:: Problem description ::
Report, word for word, every line of the material that contains "from".
=== Material supplied ===
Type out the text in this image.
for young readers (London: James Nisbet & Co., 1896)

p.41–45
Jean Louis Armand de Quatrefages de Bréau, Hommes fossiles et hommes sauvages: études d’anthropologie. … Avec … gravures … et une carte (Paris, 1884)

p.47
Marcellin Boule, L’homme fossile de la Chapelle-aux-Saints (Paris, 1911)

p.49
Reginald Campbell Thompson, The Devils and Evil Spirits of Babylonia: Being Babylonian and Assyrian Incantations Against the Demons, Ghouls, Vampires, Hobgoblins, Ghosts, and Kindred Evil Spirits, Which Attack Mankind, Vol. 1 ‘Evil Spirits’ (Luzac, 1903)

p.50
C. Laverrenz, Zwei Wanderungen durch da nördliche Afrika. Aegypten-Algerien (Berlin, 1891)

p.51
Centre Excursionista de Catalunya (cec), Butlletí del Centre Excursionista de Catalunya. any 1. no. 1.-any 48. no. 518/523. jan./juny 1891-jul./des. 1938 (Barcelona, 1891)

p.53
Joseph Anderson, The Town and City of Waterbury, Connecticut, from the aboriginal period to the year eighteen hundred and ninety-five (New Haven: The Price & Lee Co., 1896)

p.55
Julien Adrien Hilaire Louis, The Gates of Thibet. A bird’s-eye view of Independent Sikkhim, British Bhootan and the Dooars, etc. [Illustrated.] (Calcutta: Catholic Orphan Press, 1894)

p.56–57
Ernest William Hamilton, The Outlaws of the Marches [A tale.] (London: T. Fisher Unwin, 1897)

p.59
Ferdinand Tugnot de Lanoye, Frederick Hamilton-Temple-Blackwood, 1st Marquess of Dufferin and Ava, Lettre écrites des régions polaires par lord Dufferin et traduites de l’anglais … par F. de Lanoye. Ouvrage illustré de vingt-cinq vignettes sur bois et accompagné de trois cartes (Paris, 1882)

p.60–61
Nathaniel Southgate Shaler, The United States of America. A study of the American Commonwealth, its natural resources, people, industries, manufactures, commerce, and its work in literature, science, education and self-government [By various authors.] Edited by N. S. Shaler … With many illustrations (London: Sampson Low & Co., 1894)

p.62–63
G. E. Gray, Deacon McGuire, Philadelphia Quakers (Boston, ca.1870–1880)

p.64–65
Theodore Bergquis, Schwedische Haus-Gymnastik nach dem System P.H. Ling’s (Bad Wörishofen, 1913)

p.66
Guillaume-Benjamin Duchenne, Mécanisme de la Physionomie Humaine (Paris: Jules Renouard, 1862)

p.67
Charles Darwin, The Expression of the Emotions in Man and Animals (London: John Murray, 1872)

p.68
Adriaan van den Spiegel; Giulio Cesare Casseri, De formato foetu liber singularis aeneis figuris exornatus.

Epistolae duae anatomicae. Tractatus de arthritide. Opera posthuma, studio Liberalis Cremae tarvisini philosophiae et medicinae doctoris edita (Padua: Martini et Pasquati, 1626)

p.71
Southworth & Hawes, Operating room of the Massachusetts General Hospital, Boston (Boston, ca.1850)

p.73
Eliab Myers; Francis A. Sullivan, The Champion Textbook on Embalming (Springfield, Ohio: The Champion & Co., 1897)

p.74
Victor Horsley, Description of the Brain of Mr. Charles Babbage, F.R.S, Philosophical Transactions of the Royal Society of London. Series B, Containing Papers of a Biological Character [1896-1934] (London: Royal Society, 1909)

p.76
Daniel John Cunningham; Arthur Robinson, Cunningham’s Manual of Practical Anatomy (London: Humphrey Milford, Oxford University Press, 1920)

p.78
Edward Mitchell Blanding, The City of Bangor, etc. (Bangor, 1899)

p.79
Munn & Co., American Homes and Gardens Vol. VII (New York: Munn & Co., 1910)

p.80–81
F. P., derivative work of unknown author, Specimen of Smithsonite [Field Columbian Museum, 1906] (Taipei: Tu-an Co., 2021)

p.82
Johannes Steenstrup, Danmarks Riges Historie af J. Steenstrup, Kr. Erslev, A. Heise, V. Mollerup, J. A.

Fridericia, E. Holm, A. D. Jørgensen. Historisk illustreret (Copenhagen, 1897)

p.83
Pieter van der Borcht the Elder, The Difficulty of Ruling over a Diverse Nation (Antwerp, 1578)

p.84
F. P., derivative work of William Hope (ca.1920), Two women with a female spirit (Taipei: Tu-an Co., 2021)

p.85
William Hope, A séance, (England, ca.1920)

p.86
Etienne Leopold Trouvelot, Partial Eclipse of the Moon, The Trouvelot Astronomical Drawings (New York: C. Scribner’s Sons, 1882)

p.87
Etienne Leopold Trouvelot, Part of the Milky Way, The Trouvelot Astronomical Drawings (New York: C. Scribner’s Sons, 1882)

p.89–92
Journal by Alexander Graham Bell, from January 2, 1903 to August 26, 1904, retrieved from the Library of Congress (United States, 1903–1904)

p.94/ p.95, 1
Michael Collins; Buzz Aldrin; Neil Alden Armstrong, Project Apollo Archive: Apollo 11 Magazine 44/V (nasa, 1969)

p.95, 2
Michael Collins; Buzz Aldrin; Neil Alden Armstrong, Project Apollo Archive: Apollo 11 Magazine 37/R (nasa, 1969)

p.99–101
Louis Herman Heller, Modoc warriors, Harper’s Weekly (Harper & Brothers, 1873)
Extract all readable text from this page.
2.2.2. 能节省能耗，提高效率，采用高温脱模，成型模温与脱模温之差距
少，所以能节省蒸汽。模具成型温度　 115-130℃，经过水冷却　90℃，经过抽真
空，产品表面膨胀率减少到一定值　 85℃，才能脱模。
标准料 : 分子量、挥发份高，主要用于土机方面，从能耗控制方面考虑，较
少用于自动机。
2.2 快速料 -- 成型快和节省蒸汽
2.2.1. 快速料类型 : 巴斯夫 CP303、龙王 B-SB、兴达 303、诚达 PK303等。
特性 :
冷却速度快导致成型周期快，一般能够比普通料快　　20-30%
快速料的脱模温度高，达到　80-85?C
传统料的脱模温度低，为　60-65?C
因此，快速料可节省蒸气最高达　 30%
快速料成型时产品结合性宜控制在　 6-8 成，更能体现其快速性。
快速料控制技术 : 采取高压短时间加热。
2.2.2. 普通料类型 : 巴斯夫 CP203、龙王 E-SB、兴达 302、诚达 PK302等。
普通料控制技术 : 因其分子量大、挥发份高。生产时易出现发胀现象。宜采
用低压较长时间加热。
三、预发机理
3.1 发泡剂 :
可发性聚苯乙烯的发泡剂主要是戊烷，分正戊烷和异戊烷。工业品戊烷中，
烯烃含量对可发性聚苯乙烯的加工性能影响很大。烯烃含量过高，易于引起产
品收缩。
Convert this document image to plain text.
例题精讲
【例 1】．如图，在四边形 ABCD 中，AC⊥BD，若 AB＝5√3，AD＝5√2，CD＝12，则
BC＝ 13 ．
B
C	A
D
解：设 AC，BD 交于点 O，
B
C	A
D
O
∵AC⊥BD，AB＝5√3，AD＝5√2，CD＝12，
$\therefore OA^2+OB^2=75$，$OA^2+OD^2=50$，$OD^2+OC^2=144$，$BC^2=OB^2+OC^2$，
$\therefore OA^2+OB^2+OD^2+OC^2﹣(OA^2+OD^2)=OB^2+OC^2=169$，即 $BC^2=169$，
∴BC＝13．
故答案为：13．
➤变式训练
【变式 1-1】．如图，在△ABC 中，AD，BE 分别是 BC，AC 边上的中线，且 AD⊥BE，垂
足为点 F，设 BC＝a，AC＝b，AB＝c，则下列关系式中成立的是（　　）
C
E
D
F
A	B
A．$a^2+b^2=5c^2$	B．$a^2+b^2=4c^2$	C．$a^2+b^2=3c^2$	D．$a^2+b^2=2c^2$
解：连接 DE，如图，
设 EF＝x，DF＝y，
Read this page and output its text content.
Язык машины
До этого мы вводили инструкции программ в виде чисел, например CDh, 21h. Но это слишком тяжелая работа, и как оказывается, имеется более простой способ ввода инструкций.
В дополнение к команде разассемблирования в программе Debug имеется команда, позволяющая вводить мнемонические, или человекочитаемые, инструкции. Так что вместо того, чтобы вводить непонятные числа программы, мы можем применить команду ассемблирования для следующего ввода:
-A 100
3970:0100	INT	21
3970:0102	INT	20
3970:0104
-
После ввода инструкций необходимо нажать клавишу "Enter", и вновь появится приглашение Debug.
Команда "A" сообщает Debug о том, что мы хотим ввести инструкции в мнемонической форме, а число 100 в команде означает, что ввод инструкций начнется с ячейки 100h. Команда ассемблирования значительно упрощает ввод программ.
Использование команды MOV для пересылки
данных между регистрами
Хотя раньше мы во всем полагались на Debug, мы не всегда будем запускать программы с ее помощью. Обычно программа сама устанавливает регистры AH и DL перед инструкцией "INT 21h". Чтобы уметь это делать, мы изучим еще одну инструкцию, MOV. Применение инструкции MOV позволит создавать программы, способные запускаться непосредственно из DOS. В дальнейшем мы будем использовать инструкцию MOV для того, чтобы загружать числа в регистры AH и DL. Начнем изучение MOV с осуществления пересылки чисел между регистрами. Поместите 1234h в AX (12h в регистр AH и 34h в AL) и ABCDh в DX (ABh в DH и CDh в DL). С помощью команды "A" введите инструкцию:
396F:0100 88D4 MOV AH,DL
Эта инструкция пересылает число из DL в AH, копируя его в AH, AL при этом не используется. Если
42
===
:: Final answer ::
Joseph Anderson, The Town and City of Waterbury, Connecticut, from the aboriginal period to the year eighteen hundred and ninety-five (New Haven: The Price & Lee Co., 1896)
Journal by Alexander Graham Bell, from January 2, 1903 to August 26, 1904, retrieved from the Library of Congress (United States, 1903–1904)
Extract all readable text from this page.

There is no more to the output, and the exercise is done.